> _PROBLEM STATEMENT_:
Print out the material that follows word for word.
* * *
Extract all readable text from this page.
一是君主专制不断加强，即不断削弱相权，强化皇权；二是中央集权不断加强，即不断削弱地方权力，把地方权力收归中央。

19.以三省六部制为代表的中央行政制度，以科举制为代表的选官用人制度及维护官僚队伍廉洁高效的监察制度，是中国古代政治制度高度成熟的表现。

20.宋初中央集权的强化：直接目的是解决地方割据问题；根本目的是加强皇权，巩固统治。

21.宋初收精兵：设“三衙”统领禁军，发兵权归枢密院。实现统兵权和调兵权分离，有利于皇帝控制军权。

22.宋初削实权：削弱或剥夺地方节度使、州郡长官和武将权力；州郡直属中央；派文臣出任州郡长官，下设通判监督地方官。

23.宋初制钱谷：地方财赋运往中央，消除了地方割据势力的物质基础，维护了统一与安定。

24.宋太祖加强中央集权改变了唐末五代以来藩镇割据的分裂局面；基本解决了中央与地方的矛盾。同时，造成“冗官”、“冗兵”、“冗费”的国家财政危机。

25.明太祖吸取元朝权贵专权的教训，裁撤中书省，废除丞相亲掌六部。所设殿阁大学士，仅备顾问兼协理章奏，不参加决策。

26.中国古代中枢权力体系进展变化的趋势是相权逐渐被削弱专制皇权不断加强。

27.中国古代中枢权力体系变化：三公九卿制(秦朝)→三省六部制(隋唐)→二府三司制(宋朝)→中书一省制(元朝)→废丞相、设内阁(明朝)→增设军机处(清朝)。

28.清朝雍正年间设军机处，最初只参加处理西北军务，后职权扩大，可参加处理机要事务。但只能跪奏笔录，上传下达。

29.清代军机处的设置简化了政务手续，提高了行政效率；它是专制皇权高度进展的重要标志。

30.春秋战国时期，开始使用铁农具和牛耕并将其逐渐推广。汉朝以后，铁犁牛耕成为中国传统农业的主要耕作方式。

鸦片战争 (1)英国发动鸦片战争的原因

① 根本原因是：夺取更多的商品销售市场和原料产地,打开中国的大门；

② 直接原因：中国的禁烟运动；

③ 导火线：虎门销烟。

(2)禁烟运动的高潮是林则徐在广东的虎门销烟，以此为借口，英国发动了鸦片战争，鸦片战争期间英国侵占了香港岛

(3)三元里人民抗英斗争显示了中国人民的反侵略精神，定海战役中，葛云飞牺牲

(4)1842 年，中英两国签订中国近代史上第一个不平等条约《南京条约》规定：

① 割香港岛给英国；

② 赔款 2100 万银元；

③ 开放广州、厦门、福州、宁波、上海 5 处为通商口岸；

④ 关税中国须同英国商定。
* * *
> _TASK RESPONSE_:
Extract all readable text from this page.
一是君主专制不断加强，即不断削弱相权，强化皇权；二是中央集权不断加强，即不断削弱地方权力，把地方权力收归中央。

19.以三省六部制为代表的中央行政制度，以科举制为代表的选官用人制度及维护官僚队伍廉洁高效的监察制度，是中国古代政治制度高度成熟的表现。

20.宋初中央集权的强化：直接目的是解决地方割据问题；根本目的是加强皇权，巩固统治。

21.宋初收精兵：设“三衙”统领禁军，发兵权归枢密院。实现统兵权和调兵权分离，有利于皇帝控制军权。

22.宋初削实权：削弱或剥夺地方节度使、州郡长官和武将权力；州郡直属中央；派文臣出任州郡长官，下设通判监督地方官。

23.宋初制钱谷：地方财赋运往中央，消除了地方割据势力的物质基础，维护了统一与安定。

24.宋太祖加强中央集权改变了唐末五代以来藩镇割据的分裂局面；基本解决了中央与地方的矛盾。同时，造成“冗官”、“冗兵”、“冗费”的国家财政危机。

25.明太祖吸取元朝权贵专权的教训，裁撤中书省，废除丞相亲掌六部。所设殿阁大学士，仅备顾问兼协理章奏，不参加决策。

26.中国古代中枢权力体系进展变化的趋势是相权逐渐被削弱专制皇权不断加强。

27.中国古代中枢权力体系变化：三公九卿制(秦朝)→三省六部制(隋唐)→二府三司制(宋朝)→中书一省制(元朝)→废丞相、设内阁(明朝)→增设军机处(清朝)。

28.清朝雍正年间设军机处，最初只参加处理西北军务，后职权扩大，可参加处理机要事务。但只能跪奏笔录，上传下达。

29.清代军机处的设置简化了政务手续，提高了行政效率；它是专制皇权高度进展的重要标志。

30.春秋战国时期，开始使用铁农具和牛耕并将其逐渐推广。汉朝以后，铁犁牛耕成为中国传统农业的主要耕作方式。

鸦片战争 (1)英国发动鸦片战争的原因

① 根本原因是：夺取更多的商品销售市场和原料产地,打开中国的大门；

② 直接原因：中国的禁烟运动；

③ 导火线：虎门销烟。

(2)禁烟运动的高潮是林则徐在广东的虎门销烟，以此为借口，英国发动了鸦片战争，鸦片战争期间英国侵占了香港岛

(3)三元里人民抗英斗争显示了中国人民的反侵略精神，定海战役中，葛云飞牺牲

(4)1842 年，中英两国签订中国近代史上第一个不平等条约《南京条约》规定：

① 割香港岛给英国；

② 赔款 2100 万银元；

③ 开放广州、厦门、福州、宁波、上海 5 处为通商口岸；

④ 关税中国须同英国商定。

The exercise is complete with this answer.